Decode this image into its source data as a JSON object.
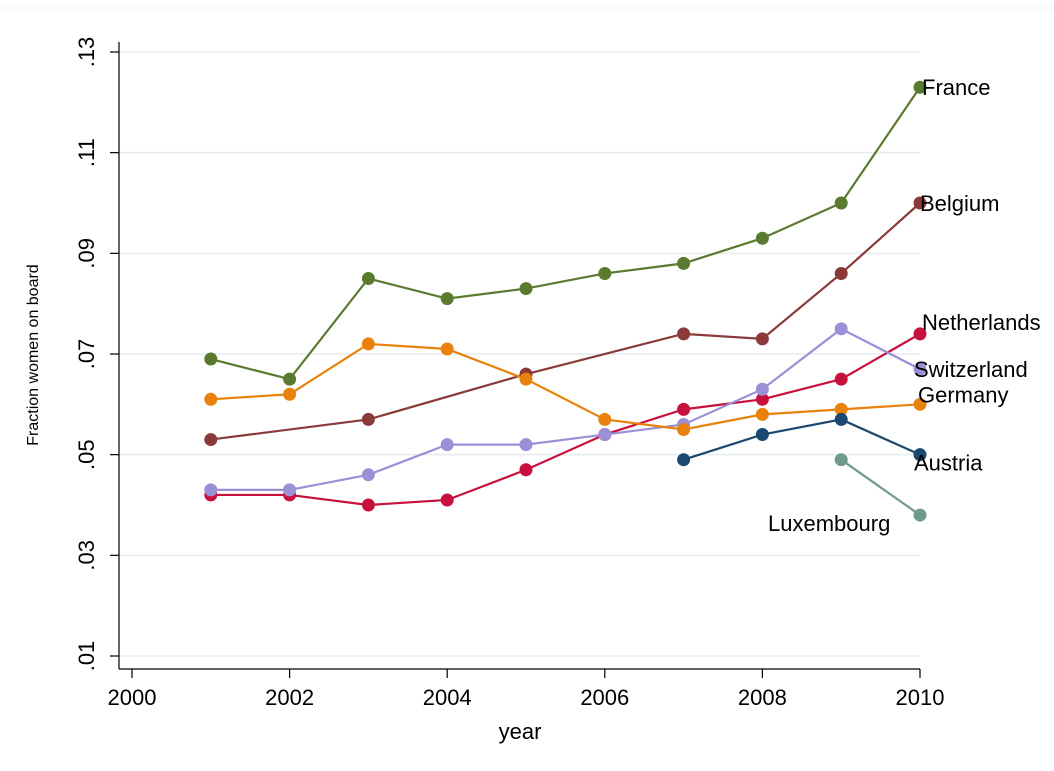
{
  "chart_data": {
    "type": "line",
    "xlabel": "year",
    "ylabel": "Fraction women on board",
    "xlim": [
      2000,
      2010
    ],
    "ylim": [
      0.01,
      0.13
    ],
    "x_ticks": [
      2000,
      2002,
      2004,
      2006,
      2008,
      2010
    ],
    "x_tick_labels": [
      "2000",
      "2002",
      "2004",
      "2006",
      "2008",
      "2010"
    ],
    "y_ticks": [
      0.01,
      0.03,
      0.05,
      0.07,
      0.09,
      0.11,
      0.13
    ],
    "y_tick_labels": [
      ".01",
      ".03",
      ".05",
      ".07",
      ".09",
      ".11",
      ".13"
    ],
    "grid": "horizontal",
    "legend": "none (series labelled at line ends)",
    "series": [
      {
        "name": "France",
        "color": "#5a7a30",
        "x": [
          2001,
          2002,
          2003,
          2004,
          2005,
          2006,
          2007,
          2008,
          2009,
          2010
        ],
        "y": [
          0.069,
          0.065,
          0.085,
          0.081,
          0.083,
          0.086,
          0.088,
          0.093,
          0.1,
          0.123
        ]
      },
      {
        "name": "Belgium",
        "color": "#8b3a3a",
        "x": [
          2001,
          2003,
          2005,
          2007,
          2008,
          2009,
          2010
        ],
        "y": [
          0.053,
          0.057,
          0.066,
          0.074,
          0.073,
          0.086,
          0.1
        ]
      },
      {
        "name": "Netherlands",
        "color": "#c8103c",
        "x": [
          2001,
          2002,
          2003,
          2004,
          2005,
          2006,
          2007,
          2008,
          2009,
          2010
        ],
        "y": [
          0.042,
          0.042,
          0.04,
          0.041,
          0.047,
          0.054,
          0.059,
          0.061,
          0.065,
          0.074
        ]
      },
      {
        "name": "Switzerland",
        "color": "#9b8fd6",
        "x": [
          2001,
          2002,
          2003,
          2004,
          2005,
          2006,
          2007,
          2008,
          2009,
          2010
        ],
        "y": [
          0.043,
          0.043,
          0.046,
          0.052,
          0.052,
          0.054,
          0.056,
          0.063,
          0.075,
          0.067
        ]
      },
      {
        "name": "Germany",
        "color": "#e8820c",
        "x": [
          2001,
          2002,
          2003,
          2004,
          2005,
          2006,
          2007,
          2008,
          2009,
          2010
        ],
        "y": [
          0.061,
          0.062,
          0.072,
          0.071,
          0.065,
          0.057,
          0.055,
          0.058,
          0.059,
          0.06
        ]
      },
      {
        "name": "Austria",
        "color": "#1a4870",
        "x": [
          2007,
          2008,
          2009,
          2010
        ],
        "y": [
          0.049,
          0.054,
          0.057,
          0.05
        ]
      },
      {
        "name": "Luxembourg",
        "color": "#6f9a8c",
        "x": [
          2009,
          2010
        ],
        "y": [
          0.049,
          0.038
        ]
      }
    ]
  }
}
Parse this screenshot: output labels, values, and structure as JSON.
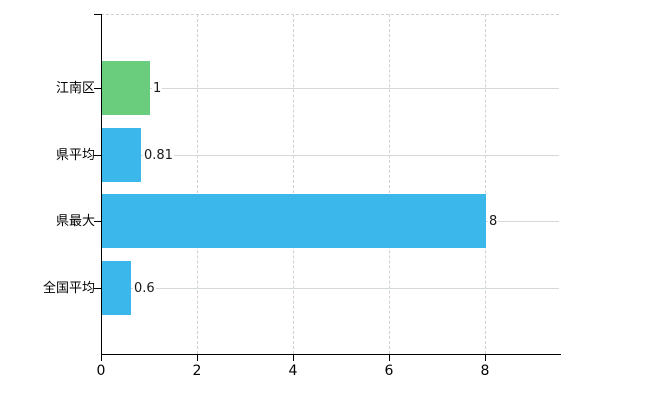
{
  "chart_data": {
    "type": "bar",
    "orientation": "horizontal",
    "title": "",
    "xlabel": "",
    "ylabel": "",
    "categories": [
      "江南区",
      "県平均",
      "県最大",
      "全国平均"
    ],
    "values": [
      1,
      0.81,
      8,
      0.6
    ],
    "value_labels": [
      "1",
      "0.81",
      "8",
      "0.6"
    ],
    "bar_colors": [
      "#69cd7d",
      "#3cb7eb",
      "#3cb7eb",
      "#3cb7eb"
    ],
    "x_ticks": [
      0,
      2,
      4,
      6,
      8
    ],
    "x_tick_labels": [
      "0",
      "2",
      "4",
      "6",
      "8"
    ],
    "xlim": [
      0,
      9.55
    ],
    "grid": true,
    "legend_position": "none"
  },
  "colors": {
    "bar_green": "#69cd7d",
    "bar_blue": "#3cb7eb",
    "axis": "#000000",
    "hgrid": "#d3d9d3",
    "vgrid": "#d6ced6",
    "background": "#ffffff",
    "text": "#000000"
  }
}
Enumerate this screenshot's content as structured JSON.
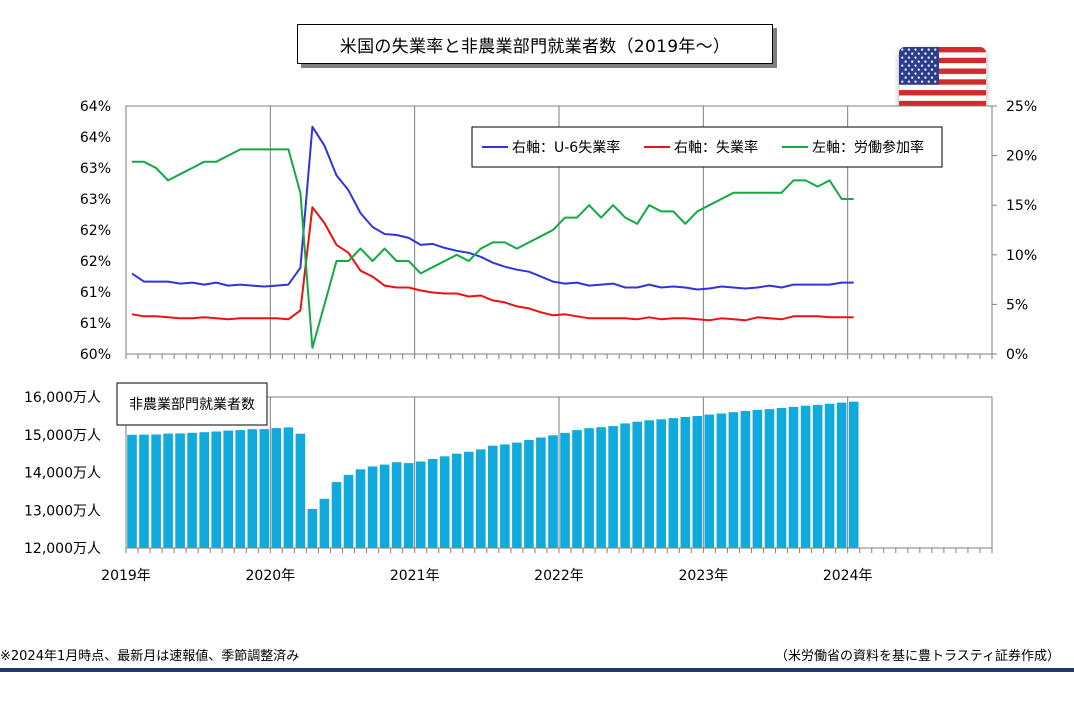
{
  "title": "米国の失業率と非農業部門就業者数（2019年～）",
  "footnote": "※2024年1月時点、最新月は速報値、季節調整済み",
  "source": "（米労働省の資料を基に豊トラスティ証券作成）",
  "colors": {
    "u6": "#3333dd",
    "unemployment": "#ee1111",
    "participation": "#11aa44",
    "bars": "#11aadd",
    "rule": "#1f3864"
  },
  "chart_data": [
    {
      "type": "line",
      "title": "",
      "x_labels": [
        "2019年",
        "2020年",
        "2021年",
        "2022年",
        "2023年",
        "2024年"
      ],
      "x_start": "2019-01",
      "months_on_axis": 72,
      "left_axis": {
        "ticks": [
          "60%",
          "61%",
          "61%",
          "62%",
          "62%",
          "63%",
          "63%",
          "64%",
          "64%"
        ],
        "ylim": [
          60,
          64
        ]
      },
      "right_axis": {
        "ticks": [
          "0%",
          "5%",
          "10%",
          "15%",
          "20%",
          "25%"
        ],
        "ylim": [
          0,
          25
        ]
      },
      "legend": {
        "placement": "top-right"
      },
      "grid": {
        "vertical": true,
        "horizontal": false
      },
      "series": [
        {
          "name": "右軸：U-6失業率",
          "axis": "right",
          "values": [
            8.1,
            7.3,
            7.3,
            7.3,
            7.1,
            7.2,
            7.0,
            7.2,
            6.9,
            7.0,
            6.9,
            6.8,
            6.9,
            7.0,
            8.7,
            22.9,
            21.0,
            18.0,
            16.5,
            14.2,
            12.8,
            12.1,
            12.0,
            11.7,
            11.0,
            11.1,
            10.7,
            10.4,
            10.2,
            9.8,
            9.2,
            8.8,
            8.5,
            8.3,
            7.8,
            7.3,
            7.1,
            7.2,
            6.9,
            7.0,
            7.1,
            6.7,
            6.7,
            7.0,
            6.7,
            6.8,
            6.7,
            6.5,
            6.6,
            6.8,
            6.7,
            6.6,
            6.7,
            6.9,
            6.7,
            7.0,
            7.0,
            7.0,
            7.0,
            7.2,
            7.2
          ]
        },
        {
          "name": "右軸：失業率",
          "axis": "right",
          "values": [
            4.0,
            3.8,
            3.8,
            3.7,
            3.6,
            3.6,
            3.7,
            3.6,
            3.5,
            3.6,
            3.6,
            3.6,
            3.6,
            3.5,
            4.4,
            14.8,
            13.2,
            11.0,
            10.2,
            8.4,
            7.8,
            6.9,
            6.7,
            6.7,
            6.4,
            6.2,
            6.1,
            6.1,
            5.8,
            5.9,
            5.4,
            5.2,
            4.8,
            4.6,
            4.2,
            3.9,
            4.0,
            3.8,
            3.6,
            3.6,
            3.6,
            3.6,
            3.5,
            3.7,
            3.5,
            3.6,
            3.6,
            3.5,
            3.4,
            3.6,
            3.5,
            3.4,
            3.7,
            3.6,
            3.5,
            3.8,
            3.8,
            3.8,
            3.7,
            3.7,
            3.7
          ]
        },
        {
          "name": "左軸：労働参加率",
          "axis": "left",
          "values": [
            63.1,
            63.1,
            63.0,
            62.8,
            62.9,
            63.0,
            63.1,
            63.1,
            63.2,
            63.3,
            63.3,
            63.3,
            63.3,
            63.3,
            62.6,
            60.1,
            60.8,
            61.5,
            61.5,
            61.7,
            61.5,
            61.7,
            61.5,
            61.5,
            61.3,
            61.4,
            61.5,
            61.6,
            61.5,
            61.7,
            61.8,
            61.8,
            61.7,
            61.8,
            61.9,
            62.0,
            62.2,
            62.2,
            62.4,
            62.2,
            62.4,
            62.2,
            62.1,
            62.4,
            62.3,
            62.3,
            62.1,
            62.3,
            62.4,
            62.5,
            62.6,
            62.6,
            62.6,
            62.6,
            62.6,
            62.8,
            62.8,
            62.7,
            62.8,
            62.5,
            62.5
          ]
        }
      ]
    },
    {
      "type": "bar",
      "title": "非農業部門就業者数",
      "x_labels": [
        "2019年",
        "2020年",
        "2021年",
        "2022年",
        "2023年",
        "2024年"
      ],
      "x_start": "2019-01",
      "months_on_axis": 72,
      "y_axis": {
        "ticks": [
          "12,000万人",
          "13,000万人",
          "14,000万人",
          "15,000万人",
          "16,000万人"
        ],
        "ylim": [
          12000,
          16000
        ]
      },
      "unit": "万人",
      "values": [
        15000,
        15004,
        15007,
        15030,
        15037,
        15052,
        15067,
        15087,
        15109,
        15124,
        15146,
        15149,
        15177,
        15196,
        15027,
        13033,
        13302,
        13747,
        13937,
        14084,
        14160,
        14210,
        14273,
        14249,
        14291,
        14358,
        14428,
        14497,
        14549,
        14611,
        14711,
        14744,
        14793,
        14861,
        14928,
        14986,
        15049,
        15124,
        15173,
        15199,
        15230,
        15300,
        15347,
        15383,
        15409,
        15441,
        15471,
        15496,
        15533,
        15563,
        15598,
        15630,
        15657,
        15680,
        15708,
        15739,
        15769,
        15791,
        15823,
        15852,
        15876
      ]
    }
  ]
}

== == ==

### Aim of the task:
Return each line in the records that holds the string "source".

### Task solution:
Decode this image into its source data as a JSON object.
  "source": "（米労働省の資料を基に豊トラスティ証券作成）",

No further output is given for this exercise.